● What you should do
Read the lines below and count those that have the word "title". Respond with the number only.

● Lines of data
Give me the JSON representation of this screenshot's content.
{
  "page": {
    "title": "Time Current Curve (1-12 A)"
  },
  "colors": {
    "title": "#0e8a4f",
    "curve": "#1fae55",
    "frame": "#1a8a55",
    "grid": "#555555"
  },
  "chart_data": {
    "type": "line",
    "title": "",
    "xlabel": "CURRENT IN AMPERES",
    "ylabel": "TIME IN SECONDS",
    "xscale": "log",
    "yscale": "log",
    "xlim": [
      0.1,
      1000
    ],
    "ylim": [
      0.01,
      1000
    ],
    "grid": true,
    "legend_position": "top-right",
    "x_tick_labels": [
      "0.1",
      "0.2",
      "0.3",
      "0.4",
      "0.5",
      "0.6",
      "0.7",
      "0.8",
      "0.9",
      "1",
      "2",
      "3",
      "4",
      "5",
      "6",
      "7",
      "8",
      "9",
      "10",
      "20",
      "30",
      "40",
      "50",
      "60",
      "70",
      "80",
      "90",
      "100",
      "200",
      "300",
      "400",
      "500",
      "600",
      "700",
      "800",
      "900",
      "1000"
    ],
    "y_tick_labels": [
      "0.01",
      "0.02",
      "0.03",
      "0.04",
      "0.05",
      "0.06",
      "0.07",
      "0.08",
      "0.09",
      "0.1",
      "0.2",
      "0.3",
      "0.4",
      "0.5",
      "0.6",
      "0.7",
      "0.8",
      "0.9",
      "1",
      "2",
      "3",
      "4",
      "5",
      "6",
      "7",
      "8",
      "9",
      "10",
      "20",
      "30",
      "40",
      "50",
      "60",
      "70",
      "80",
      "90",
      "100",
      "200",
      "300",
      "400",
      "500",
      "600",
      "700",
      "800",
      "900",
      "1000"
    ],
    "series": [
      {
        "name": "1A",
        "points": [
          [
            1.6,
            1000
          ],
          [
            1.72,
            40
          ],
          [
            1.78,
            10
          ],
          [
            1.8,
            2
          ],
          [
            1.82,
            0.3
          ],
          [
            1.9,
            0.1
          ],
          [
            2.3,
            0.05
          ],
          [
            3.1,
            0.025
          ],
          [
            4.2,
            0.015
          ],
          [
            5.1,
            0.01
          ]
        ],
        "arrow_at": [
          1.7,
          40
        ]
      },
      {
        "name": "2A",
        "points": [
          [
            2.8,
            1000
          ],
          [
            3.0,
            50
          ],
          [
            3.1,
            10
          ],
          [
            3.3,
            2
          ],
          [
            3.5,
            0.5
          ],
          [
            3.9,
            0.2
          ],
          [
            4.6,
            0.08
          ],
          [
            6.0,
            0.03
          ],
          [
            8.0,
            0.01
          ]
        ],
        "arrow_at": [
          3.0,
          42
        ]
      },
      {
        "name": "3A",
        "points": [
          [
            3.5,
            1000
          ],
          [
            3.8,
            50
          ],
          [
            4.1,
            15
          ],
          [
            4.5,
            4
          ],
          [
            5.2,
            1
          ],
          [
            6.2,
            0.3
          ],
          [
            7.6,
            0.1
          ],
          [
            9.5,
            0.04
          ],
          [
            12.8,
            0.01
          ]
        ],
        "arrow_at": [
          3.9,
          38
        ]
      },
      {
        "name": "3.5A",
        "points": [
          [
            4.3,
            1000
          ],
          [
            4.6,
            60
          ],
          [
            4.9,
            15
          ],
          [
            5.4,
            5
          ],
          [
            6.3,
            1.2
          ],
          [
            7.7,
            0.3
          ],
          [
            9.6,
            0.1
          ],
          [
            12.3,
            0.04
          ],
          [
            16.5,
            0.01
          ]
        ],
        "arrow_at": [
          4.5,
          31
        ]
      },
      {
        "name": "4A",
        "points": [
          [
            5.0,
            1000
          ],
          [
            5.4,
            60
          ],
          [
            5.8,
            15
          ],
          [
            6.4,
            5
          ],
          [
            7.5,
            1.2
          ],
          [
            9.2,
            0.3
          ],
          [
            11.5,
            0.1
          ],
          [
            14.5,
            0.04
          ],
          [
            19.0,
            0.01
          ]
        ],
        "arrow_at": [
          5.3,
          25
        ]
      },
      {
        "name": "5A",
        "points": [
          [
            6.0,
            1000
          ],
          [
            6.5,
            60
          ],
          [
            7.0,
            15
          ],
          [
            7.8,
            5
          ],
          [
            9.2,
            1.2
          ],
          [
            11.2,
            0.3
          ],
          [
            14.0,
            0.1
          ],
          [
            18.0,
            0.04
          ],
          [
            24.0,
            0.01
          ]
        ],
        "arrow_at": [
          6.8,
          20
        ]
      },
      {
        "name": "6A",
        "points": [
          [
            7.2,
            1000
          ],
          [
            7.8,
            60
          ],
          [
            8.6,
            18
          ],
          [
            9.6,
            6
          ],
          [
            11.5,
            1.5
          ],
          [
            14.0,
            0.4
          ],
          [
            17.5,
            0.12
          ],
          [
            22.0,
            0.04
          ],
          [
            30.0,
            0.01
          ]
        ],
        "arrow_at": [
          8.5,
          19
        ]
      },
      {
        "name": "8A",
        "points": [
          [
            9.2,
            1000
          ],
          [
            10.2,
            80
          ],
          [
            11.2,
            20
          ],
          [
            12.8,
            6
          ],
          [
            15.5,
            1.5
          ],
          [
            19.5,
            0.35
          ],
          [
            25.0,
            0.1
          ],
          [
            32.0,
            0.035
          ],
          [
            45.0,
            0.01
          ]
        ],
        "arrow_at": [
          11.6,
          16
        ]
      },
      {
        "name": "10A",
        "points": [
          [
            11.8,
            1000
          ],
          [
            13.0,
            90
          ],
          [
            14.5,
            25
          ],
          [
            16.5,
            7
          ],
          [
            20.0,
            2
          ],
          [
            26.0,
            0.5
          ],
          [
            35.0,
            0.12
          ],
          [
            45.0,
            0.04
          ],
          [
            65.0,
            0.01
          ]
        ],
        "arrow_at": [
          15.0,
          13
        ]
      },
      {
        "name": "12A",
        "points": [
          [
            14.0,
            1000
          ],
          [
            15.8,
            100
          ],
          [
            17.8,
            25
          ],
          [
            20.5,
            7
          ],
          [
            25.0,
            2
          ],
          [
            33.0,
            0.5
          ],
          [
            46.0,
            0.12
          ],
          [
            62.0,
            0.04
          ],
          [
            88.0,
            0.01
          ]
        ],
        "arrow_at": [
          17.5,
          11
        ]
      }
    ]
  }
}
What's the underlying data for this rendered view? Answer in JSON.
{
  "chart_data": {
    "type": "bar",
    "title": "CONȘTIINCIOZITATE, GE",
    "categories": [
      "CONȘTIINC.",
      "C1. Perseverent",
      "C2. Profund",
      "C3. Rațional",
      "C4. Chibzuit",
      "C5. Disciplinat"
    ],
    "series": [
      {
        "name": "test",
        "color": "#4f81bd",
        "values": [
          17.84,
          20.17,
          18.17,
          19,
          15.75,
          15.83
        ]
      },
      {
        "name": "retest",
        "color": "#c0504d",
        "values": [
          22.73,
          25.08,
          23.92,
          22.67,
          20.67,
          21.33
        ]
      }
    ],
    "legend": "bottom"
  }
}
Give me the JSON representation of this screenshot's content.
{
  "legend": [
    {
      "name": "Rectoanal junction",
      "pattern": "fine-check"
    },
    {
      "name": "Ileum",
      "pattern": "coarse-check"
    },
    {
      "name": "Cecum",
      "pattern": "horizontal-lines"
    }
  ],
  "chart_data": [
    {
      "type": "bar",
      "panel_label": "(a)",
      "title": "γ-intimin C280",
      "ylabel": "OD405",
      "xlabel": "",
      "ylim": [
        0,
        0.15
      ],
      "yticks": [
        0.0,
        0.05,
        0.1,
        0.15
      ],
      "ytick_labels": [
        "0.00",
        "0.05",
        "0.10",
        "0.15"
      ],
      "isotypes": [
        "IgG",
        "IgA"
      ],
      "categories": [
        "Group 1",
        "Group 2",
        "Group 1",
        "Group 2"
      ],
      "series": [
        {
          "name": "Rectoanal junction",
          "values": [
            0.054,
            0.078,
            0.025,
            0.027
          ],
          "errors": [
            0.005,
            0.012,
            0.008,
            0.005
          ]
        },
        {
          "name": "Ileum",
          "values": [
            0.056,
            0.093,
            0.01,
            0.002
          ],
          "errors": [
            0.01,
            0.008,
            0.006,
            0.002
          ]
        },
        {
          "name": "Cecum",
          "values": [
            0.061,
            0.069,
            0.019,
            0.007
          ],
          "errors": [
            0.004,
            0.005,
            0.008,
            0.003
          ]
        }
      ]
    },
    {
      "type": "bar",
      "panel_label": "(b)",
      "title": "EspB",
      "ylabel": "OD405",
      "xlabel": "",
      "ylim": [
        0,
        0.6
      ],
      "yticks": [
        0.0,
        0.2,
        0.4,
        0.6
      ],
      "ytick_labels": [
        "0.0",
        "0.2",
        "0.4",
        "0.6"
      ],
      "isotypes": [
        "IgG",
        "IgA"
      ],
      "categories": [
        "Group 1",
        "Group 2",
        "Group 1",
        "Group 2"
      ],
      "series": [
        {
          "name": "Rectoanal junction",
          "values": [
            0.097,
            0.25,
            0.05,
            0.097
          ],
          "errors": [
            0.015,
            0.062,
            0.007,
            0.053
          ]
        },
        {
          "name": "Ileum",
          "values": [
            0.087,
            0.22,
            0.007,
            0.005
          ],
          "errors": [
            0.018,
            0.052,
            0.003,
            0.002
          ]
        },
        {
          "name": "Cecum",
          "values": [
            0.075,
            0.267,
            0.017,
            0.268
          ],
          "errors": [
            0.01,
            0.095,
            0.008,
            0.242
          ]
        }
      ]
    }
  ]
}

● Answer for this exercise
6